## To do:
Copy out every line that contains "cuts".

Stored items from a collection

______________________________

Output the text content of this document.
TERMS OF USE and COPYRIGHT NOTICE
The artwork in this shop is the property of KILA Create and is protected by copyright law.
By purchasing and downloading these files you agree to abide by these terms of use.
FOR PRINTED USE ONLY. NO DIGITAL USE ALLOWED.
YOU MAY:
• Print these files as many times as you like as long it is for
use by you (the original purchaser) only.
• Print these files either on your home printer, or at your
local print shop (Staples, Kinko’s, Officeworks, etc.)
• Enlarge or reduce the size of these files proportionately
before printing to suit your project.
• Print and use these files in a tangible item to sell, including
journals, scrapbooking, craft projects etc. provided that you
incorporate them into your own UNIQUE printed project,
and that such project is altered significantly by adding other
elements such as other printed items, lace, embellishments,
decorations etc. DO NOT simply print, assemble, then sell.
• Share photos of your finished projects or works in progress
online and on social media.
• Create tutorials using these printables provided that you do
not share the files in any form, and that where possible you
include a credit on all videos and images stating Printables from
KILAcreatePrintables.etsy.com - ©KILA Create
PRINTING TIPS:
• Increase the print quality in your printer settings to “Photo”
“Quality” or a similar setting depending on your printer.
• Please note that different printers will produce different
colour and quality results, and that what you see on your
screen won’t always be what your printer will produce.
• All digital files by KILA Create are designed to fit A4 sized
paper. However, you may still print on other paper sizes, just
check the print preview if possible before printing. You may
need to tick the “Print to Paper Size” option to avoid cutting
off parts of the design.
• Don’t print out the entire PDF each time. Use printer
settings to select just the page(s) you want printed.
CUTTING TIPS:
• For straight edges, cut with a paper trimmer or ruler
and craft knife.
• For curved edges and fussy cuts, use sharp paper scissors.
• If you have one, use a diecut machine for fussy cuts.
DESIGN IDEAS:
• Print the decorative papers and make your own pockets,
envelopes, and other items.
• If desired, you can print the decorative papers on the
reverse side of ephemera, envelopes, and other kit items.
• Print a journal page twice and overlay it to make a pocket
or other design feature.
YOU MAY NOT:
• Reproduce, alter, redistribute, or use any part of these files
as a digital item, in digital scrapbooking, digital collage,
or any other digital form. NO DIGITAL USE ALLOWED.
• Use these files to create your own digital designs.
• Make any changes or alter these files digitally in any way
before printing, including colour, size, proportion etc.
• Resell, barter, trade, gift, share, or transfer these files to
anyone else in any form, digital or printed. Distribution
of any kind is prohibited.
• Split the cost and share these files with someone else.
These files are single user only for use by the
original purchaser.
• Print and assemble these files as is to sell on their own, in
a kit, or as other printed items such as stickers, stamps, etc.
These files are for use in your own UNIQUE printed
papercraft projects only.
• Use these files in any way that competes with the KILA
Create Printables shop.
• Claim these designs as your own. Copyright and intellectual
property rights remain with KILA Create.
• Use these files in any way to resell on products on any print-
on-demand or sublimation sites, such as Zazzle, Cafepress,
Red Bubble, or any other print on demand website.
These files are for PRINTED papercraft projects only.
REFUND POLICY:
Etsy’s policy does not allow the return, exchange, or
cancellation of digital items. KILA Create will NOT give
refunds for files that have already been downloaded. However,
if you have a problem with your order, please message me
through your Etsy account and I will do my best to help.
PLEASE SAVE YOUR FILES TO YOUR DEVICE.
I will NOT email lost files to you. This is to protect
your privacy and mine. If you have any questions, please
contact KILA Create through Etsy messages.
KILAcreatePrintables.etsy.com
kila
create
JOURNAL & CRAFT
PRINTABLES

______________________________

## Finished answer:
• For curved edges and fussy cuts, use sharp paper scissors.
• If you have one, use a diecut machine for fussy cuts.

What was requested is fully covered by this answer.